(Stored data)
______

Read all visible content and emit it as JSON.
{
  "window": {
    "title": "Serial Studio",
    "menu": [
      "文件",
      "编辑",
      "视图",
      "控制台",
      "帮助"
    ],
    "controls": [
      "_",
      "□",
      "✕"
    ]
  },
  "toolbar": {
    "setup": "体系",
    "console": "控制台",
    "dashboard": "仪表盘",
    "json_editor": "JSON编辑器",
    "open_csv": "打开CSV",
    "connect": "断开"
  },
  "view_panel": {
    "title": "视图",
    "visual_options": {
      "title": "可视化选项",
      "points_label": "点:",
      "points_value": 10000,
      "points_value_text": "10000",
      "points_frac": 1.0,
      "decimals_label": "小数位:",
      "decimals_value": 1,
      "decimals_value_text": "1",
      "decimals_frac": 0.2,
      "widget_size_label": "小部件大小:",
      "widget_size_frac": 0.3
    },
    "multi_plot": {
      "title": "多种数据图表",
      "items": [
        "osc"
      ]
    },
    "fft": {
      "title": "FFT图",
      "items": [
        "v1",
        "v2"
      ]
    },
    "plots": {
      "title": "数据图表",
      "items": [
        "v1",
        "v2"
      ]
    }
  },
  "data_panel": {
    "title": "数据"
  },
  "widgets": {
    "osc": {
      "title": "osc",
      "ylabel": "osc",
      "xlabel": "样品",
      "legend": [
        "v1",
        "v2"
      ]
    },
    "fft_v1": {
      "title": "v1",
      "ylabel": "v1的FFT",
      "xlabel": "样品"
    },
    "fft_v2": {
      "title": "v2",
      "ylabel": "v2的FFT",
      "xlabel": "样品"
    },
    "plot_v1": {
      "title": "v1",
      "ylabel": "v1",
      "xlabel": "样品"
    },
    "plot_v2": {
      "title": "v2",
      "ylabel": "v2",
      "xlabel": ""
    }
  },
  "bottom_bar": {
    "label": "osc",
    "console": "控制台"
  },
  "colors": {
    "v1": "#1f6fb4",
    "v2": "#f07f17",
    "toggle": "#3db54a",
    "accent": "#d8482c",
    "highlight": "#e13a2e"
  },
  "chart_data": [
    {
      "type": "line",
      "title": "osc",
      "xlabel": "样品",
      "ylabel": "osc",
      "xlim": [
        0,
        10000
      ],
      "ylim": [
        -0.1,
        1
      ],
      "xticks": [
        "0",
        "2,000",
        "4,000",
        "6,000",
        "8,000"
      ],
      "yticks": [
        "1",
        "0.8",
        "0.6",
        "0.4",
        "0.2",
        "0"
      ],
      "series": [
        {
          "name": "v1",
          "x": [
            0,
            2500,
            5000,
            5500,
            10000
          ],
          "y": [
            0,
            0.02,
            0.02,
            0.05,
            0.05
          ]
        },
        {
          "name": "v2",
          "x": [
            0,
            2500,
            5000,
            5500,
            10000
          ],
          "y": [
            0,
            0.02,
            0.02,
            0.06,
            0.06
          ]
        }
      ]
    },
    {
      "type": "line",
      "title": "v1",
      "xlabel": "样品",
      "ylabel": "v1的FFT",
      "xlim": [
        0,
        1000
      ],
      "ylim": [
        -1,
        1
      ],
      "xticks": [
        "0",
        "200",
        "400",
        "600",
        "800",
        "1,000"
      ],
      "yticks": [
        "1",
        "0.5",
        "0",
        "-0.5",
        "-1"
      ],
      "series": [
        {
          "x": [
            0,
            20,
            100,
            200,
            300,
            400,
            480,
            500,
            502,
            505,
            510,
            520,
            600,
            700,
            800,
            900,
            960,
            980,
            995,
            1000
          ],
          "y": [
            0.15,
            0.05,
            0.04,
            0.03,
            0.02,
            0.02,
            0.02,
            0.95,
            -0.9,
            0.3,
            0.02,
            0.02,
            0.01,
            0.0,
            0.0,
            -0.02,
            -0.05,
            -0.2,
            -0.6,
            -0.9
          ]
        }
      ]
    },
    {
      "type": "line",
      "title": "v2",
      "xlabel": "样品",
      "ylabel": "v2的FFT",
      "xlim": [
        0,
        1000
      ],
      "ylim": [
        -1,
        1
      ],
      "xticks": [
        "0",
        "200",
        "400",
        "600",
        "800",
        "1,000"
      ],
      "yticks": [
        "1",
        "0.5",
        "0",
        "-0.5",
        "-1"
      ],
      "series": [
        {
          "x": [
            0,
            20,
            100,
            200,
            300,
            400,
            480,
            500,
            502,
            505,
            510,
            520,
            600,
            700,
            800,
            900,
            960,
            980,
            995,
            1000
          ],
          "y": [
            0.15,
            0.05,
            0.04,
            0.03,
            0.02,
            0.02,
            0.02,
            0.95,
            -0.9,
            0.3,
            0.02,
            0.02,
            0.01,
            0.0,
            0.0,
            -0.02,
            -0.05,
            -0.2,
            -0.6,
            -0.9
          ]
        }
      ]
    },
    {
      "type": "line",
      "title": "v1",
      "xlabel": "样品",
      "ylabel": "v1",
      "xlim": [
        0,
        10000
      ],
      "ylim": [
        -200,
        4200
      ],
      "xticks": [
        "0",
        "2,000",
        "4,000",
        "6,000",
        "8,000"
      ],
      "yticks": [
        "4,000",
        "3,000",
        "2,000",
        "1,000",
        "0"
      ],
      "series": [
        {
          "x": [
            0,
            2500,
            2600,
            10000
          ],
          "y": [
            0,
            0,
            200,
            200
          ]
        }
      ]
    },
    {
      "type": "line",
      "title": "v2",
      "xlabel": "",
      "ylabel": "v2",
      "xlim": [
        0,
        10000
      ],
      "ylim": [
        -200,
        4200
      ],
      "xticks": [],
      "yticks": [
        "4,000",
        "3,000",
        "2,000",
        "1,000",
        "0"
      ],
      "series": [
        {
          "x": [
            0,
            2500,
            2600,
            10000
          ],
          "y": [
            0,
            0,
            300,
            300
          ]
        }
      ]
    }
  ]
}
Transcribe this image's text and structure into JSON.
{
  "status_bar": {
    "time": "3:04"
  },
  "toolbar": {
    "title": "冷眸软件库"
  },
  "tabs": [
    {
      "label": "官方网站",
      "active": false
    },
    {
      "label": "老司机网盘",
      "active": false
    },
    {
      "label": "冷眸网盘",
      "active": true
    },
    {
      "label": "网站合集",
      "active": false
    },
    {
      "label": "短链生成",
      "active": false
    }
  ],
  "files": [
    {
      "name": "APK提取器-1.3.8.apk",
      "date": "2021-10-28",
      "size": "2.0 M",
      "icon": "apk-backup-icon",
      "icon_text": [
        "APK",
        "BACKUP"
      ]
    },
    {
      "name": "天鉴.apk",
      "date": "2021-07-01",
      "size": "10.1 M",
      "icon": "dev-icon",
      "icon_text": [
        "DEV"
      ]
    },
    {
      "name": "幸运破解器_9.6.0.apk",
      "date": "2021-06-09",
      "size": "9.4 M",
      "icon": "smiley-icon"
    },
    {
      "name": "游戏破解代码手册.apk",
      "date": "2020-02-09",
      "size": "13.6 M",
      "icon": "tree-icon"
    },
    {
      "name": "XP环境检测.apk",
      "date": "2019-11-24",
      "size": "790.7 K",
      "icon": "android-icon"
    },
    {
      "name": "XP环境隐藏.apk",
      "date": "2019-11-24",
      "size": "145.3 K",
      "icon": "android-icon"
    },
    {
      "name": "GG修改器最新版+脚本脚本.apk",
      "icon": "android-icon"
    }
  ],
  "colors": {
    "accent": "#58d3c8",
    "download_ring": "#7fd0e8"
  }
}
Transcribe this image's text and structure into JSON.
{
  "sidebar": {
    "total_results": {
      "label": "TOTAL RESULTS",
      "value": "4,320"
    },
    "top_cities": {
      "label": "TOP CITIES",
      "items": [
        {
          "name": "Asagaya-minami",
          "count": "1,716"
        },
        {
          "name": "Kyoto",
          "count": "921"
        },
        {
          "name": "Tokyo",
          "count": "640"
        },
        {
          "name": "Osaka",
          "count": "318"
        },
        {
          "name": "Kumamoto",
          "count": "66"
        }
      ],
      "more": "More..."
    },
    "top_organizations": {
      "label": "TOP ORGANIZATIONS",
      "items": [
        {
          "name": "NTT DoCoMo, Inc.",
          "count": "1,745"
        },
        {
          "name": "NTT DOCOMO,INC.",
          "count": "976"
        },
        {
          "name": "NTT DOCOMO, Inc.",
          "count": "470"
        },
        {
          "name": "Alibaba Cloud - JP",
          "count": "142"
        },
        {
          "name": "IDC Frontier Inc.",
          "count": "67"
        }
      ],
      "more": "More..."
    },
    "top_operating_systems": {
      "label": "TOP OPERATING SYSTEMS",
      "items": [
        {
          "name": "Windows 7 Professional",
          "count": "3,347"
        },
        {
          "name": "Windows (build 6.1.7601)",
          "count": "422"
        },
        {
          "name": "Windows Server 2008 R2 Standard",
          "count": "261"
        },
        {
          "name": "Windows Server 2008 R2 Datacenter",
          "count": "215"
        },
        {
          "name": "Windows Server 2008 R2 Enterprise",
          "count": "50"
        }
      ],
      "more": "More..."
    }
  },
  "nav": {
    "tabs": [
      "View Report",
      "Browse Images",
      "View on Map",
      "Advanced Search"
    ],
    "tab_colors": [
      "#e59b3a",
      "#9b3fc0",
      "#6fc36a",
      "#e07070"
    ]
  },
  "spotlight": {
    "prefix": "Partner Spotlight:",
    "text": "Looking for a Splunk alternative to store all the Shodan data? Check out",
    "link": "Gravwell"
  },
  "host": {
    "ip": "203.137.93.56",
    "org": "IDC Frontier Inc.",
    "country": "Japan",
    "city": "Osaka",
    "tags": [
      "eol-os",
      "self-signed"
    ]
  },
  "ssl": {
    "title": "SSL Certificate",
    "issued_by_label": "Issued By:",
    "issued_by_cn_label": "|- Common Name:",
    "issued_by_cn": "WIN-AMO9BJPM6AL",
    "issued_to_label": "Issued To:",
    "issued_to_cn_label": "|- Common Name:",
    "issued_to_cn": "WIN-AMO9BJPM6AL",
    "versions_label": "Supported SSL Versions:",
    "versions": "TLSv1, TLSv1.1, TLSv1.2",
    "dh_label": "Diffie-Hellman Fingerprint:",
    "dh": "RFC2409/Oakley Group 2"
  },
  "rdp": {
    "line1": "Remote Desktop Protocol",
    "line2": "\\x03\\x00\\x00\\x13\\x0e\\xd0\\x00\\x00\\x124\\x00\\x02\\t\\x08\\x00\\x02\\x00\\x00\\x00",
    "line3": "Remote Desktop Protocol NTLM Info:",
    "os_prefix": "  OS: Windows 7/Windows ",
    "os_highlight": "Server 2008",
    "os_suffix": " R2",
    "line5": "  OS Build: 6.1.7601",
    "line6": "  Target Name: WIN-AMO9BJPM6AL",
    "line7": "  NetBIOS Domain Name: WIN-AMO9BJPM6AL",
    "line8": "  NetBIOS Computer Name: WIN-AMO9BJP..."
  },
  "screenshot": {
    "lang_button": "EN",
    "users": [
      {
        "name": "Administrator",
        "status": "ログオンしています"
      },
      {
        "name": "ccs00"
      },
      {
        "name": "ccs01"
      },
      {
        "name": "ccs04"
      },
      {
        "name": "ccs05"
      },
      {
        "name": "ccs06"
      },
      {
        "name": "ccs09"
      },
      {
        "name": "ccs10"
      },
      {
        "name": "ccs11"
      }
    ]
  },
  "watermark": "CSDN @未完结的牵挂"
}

______

- _Directions for this task_: Look through the entries above; copy each line where the string "Remote" appears.

- _Output for this task_:
    "line1": "Remote Desktop Protocol",
    "line3": "Remote Desktop Protocol NTLM Info:",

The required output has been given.